### SET TASK
All of the data should be repeated exactly; pictures are not part of the copy.

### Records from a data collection
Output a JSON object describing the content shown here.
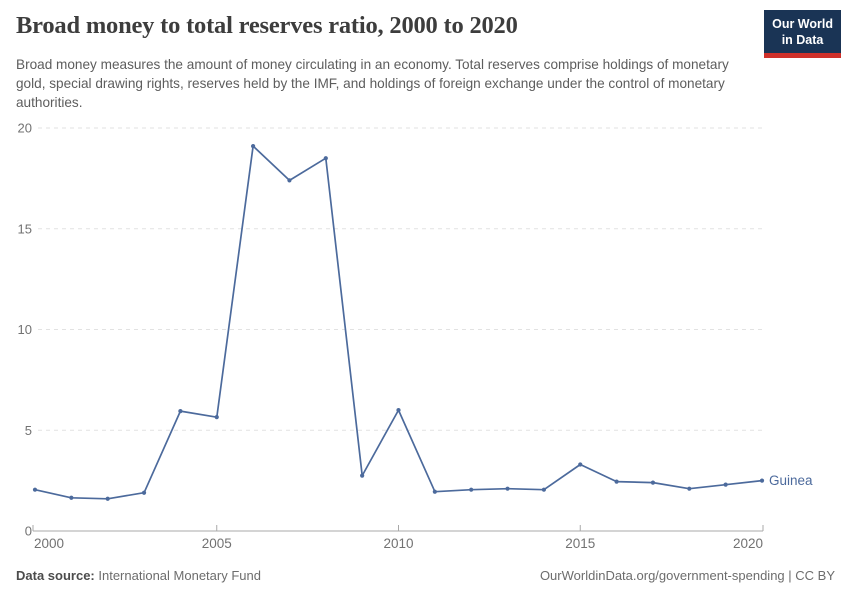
{
  "header": {
    "title": "Broad money to total reserves ratio, 2000 to 2020",
    "subtitle": "Broad money measures the amount of money circulating in an economy. Total reserves comprise holdings of monetary gold, special drawing rights, reserves held by the IMF, and holdings of foreign exchange under the control of monetary authorities.",
    "logo": {
      "line1": "Our World",
      "line2": "in Data"
    }
  },
  "chart_data": {
    "type": "line",
    "title": "Broad money to total reserves ratio, 2000 to 2020",
    "xlabel": "",
    "ylabel": "",
    "xlim": [
      2000,
      2020
    ],
    "ylim": [
      0,
      20
    ],
    "x_ticks": [
      2000,
      2005,
      2010,
      2015,
      2020
    ],
    "y_ticks": [
      0,
      5,
      10,
      15,
      20
    ],
    "grid": "horizontal-dashed",
    "legend_position": "end-of-line-label",
    "series": [
      {
        "name": "Guinea",
        "color": "#4C6A9C",
        "x": [
          2000,
          2001,
          2002,
          2003,
          2004,
          2005,
          2006,
          2007,
          2008,
          2009,
          2010,
          2011,
          2012,
          2013,
          2014,
          2015,
          2016,
          2017,
          2018,
          2019,
          2020
        ],
        "values": [
          2.05,
          1.65,
          1.6,
          1.9,
          5.95,
          5.65,
          19.1,
          17.4,
          18.5,
          2.75,
          6.0,
          1.95,
          2.05,
          2.1,
          2.05,
          3.3,
          2.45,
          2.4,
          2.1,
          2.3,
          2.5
        ]
      }
    ]
  },
  "footer": {
    "source_label": "Data source:",
    "source_value": " International Monetary Fund",
    "credit": "OurWorldinData.org/government-spending | CC BY"
  },
  "colors": {
    "line": "#4C6A9C",
    "grid": "#e2e2e2",
    "axis": "#a8a8a8",
    "tick_label": "#727272",
    "logo_bg": "#1a3455",
    "logo_red": "#cf302a"
  }
}
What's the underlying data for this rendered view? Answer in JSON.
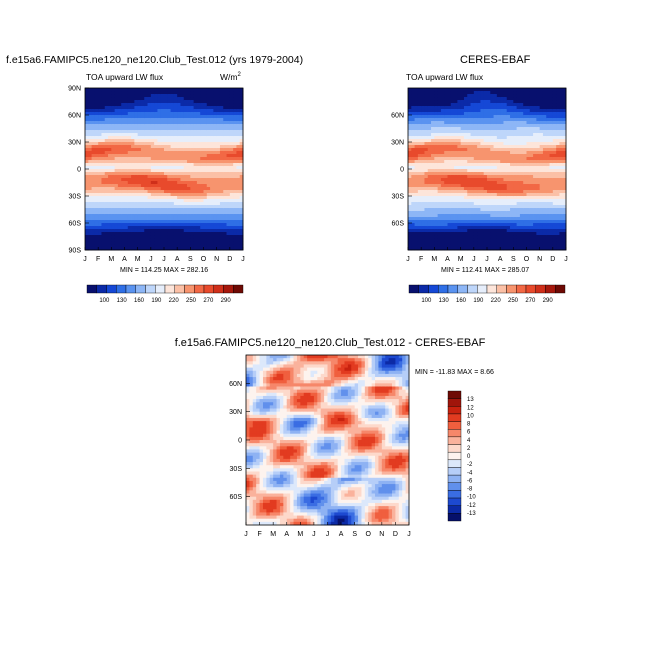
{
  "panels": [
    {
      "title": "f.e15a6.FAMIPC5.ne120_ne120.Club_Test.012 (yrs 1979-2004)",
      "subtitle": "TOA upward LW flux",
      "units": "W/m",
      "units_exp": "2",
      "minmax": "MIN = 114.25  MAX = 282.16"
    },
    {
      "title": "CERES-EBAF",
      "subtitle": "TOA upward LW flux",
      "minmax": "MIN = 112.41  MAX = 285.07"
    },
    {
      "title": "f.e15a6.FAMIPC5.ne120_ne120.Club_Test.012 - CERES-EBAF",
      "minmax": "MIN = -11.83  MAX =   8.66"
    }
  ],
  "chart_data": [
    {
      "type": "heatmap",
      "title": "f.e15a6.FAMIPC5.ne120_ne120.Club_Test.012 (yrs 1979-2004)",
      "subtitle": "TOA upward LW flux",
      "x_ticks": [
        "J",
        "F",
        "M",
        "A",
        "M",
        "J",
        "J",
        "A",
        "S",
        "O",
        "N",
        "D",
        "J"
      ],
      "y_ticks": [
        "90N",
        "60N",
        "30N",
        "0",
        "30S",
        "60S",
        "90S"
      ],
      "min": 114.25,
      "max": 282.16,
      "colorbar_labels": [
        "100",
        "130",
        "160",
        "190",
        "220",
        "250",
        "270",
        "290"
      ]
    },
    {
      "type": "heatmap",
      "title": "CERES-EBAF",
      "subtitle": "TOA upward LW flux",
      "x_ticks": [
        "J",
        "F",
        "M",
        "A",
        "M",
        "J",
        "J",
        "A",
        "S",
        "O",
        "N",
        "D",
        "J"
      ],
      "y_ticks": [
        "60N",
        "30N",
        "0",
        "30S",
        "60S"
      ],
      "min": 112.41,
      "max": 285.07,
      "colorbar_labels": [
        "100",
        "130",
        "160",
        "190",
        "220",
        "250",
        "270",
        "290"
      ]
    },
    {
      "type": "heatmap",
      "title": "f.e15a6.FAMIPC5.ne120_ne120.Club_Test.012 - CERES-EBAF",
      "x_ticks": [
        "J",
        "F",
        "M",
        "A",
        "M",
        "J",
        "J",
        "A",
        "S",
        "O",
        "N",
        "D",
        "J"
      ],
      "y_ticks": [
        "60N",
        "30N",
        "0",
        "30S",
        "60S"
      ],
      "min": -11.83,
      "max": 8.66,
      "colorbar_labels": [
        "13",
        "12",
        "10",
        "8",
        "6",
        "4",
        "2",
        "0",
        "-2",
        "-4",
        "-6",
        "-8",
        "-10",
        "-12",
        "-13"
      ]
    }
  ],
  "colors": {
    "abs_scale": [
      "#08106e",
      "#0b2aa8",
      "#1548d6",
      "#2f6fe6",
      "#5a93f0",
      "#8db6f6",
      "#bed6fa",
      "#e6eefb",
      "#fde5da",
      "#fbc0a6",
      "#f7946e",
      "#f26845",
      "#e84a2c",
      "#cf2f1a",
      "#a6180c",
      "#6e0a04"
    ],
    "diff_scale": [
      "#6e0a04",
      "#a0150b",
      "#c8220f",
      "#e23b20",
      "#f05f3e",
      "#f6876a",
      "#fab29c",
      "#fdd9cb",
      "#fdf3ee",
      "#dce8fb",
      "#b6cef8",
      "#8eb2f3",
      "#6190ec",
      "#3a6de3",
      "#1d49d0",
      "#0c2aa6",
      "#06106a"
    ]
  }
}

### WRITTEN RESPONSE
Output a JSON object describing the content shown here.
{
  "header": {
    "title": "Broad money to total reserves ratio, 2000 to 2020",
    "subtitle": "Broad money measures the amount of money circulating in an economy. Total reserves comprise holdings of monetary gold, special drawing rights, reserves held by the IMF, and holdings of foreign exchange under the control of monetary authorities.",
    "logo": {
      "line1": "Our World",
      "line2": "in Data"
    }
  },
  "chart_data": {
    "type": "line",
    "title": "Broad money to total reserves ratio, 2000 to 2020",
    "xlabel": "",
    "ylabel": "",
    "xlim": [
      2000,
      2020
    ],
    "ylim": [
      0,
      20
    ],
    "x_ticks": [
      2000,
      2005,
      2010,
      2015,
      2020
    ],
    "y_ticks": [
      0,
      5,
      10,
      15,
      20
    ],
    "grid": "horizontal-dashed",
    "legend_position": "end-of-line-label",
    "series": [
      {
        "name": "Guinea",
        "color": "#4C6A9C",
        "x": [
          2000,
          2001,
          2002,
          2003,
          2004,
          2005,
          2006,
          2007,
          2008,
          2009,
          2010,
          2011,
          2012,
          2013,
          2014,
          2015,
          2016,
          2017,
          2018,
          2019,
          2020
        ],
        "values": [
          2.05,
          1.65,
          1.6,
          1.9,
          5.95,
          5.65,
          19.1,
          17.4,
          18.5,
          2.75,
          6.0,
          1.95,
          2.05,
          2.1,
          2.05,
          3.3,
          2.45,
          2.4,
          2.1,
          2.3,
          2.5
        ]
      }
    ]
  },
  "footer": {
    "source_label": "Data source:",
    "source_value": " International Monetary Fund",
    "credit": "OurWorldinData.org/government-spending | CC BY"
  },
  "colors": {
    "line": "#4C6A9C",
    "grid": "#e2e2e2",
    "axis": "#a8a8a8",
    "tick_label": "#727272",
    "logo_bg": "#1a3455",
    "logo_red": "#cf302a"
  }
}
What's the underlying data for this rendered view? Answer in JSON.
{
  "panels": [
    {
      "title": "f.e15a6.FAMIPC5.ne120_ne120.Club_Test.012 (yrs 1979-2004)",
      "subtitle": "TOA upward LW flux",
      "units": "W/m",
      "units_exp": "2",
      "minmax": "MIN = 114.25  MAX = 282.16"
    },
    {
      "title": "CERES-EBAF",
      "subtitle": "TOA upward LW flux",
      "minmax": "MIN = 112.41  MAX = 285.07"
    },
    {
      "title": "f.e15a6.FAMIPC5.ne120_ne120.Club_Test.012 - CERES-EBAF",
      "minmax": "MIN = -11.83  MAX =   8.66"
    }
  ],
  "chart_data": [
    {
      "type": "heatmap",
      "title": "f.e15a6.FAMIPC5.ne120_ne120.Club_Test.012 (yrs 1979-2004)",
      "subtitle": "TOA upward LW flux",
      "x_ticks": [
        "J",
        "F",
        "M",
        "A",
        "M",
        "J",
        "J",
        "A",
        "S",
        "O",
        "N",
        "D",
        "J"
      ],
      "y_ticks": [
        "90N",
        "60N",
        "30N",
        "0",
        "30S",
        "60S",
        "90S"
      ],
      "min": 114.25,
      "max": 282.16,
      "colorbar_labels": [
        "100",
        "130",
        "160",
        "190",
        "220",
        "250",
        "270",
        "290"
      ]
    },
    {
      "type": "heatmap",
      "title": "CERES-EBAF",
      "subtitle": "TOA upward LW flux",
      "x_ticks": [
        "J",
        "F",
        "M",
        "A",
        "M",
        "J",
        "J",
        "A",
        "S",
        "O",
        "N",
        "D",
        "J"
      ],
      "y_ticks": [
        "60N",
        "30N",
        "0",
        "30S",
        "60S"
      ],
      "min": 112.41,
      "max": 285.07,
      "colorbar_labels": [
        "100",
        "130",
        "160",
        "190",
        "220",
        "250",
        "270",
        "290"
      ]
    },
    {
      "type": "heatmap",
      "title": "f.e15a6.FAMIPC5.ne120_ne120.Club_Test.012 - CERES-EBAF",
      "x_ticks": [
        "J",
        "F",
        "M",
        "A",
        "M",
        "J",
        "J",
        "A",
        "S",
        "O",
        "N",
        "D",
        "J"
      ],
      "y_ticks": [
        "60N",
        "30N",
        "0",
        "30S",
        "60S"
      ],
      "min": -11.83,
      "max": 8.66,
      "colorbar_labels": [
        "13",
        "12",
        "10",
        "8",
        "6",
        "4",
        "2",
        "0",
        "-2",
        "-4",
        "-6",
        "-8",
        "-10",
        "-12",
        "-13"
      ]
    }
  ],
  "colors": {
    "abs_scale": [
      "#08106e",
      "#0b2aa8",
      "#1548d6",
      "#2f6fe6",
      "#5a93f0",
      "#8db6f6",
      "#bed6fa",
      "#e6eefb",
      "#fde5da",
      "#fbc0a6",
      "#f7946e",
      "#f26845",
      "#e84a2c",
      "#cf2f1a",
      "#a6180c",
      "#6e0a04"
    ],
    "diff_scale": [
      "#6e0a04",
      "#a0150b",
      "#c8220f",
      "#e23b20",
      "#f05f3e",
      "#f6876a",
      "#fab29c",
      "#fdd9cb",
      "#fdf3ee",
      "#dce8fb",
      "#b6cef8",
      "#8eb2f3",
      "#6190ec",
      "#3a6de3",
      "#1d49d0",
      "#0c2aa6",
      "#06106a"
    ]
  }
}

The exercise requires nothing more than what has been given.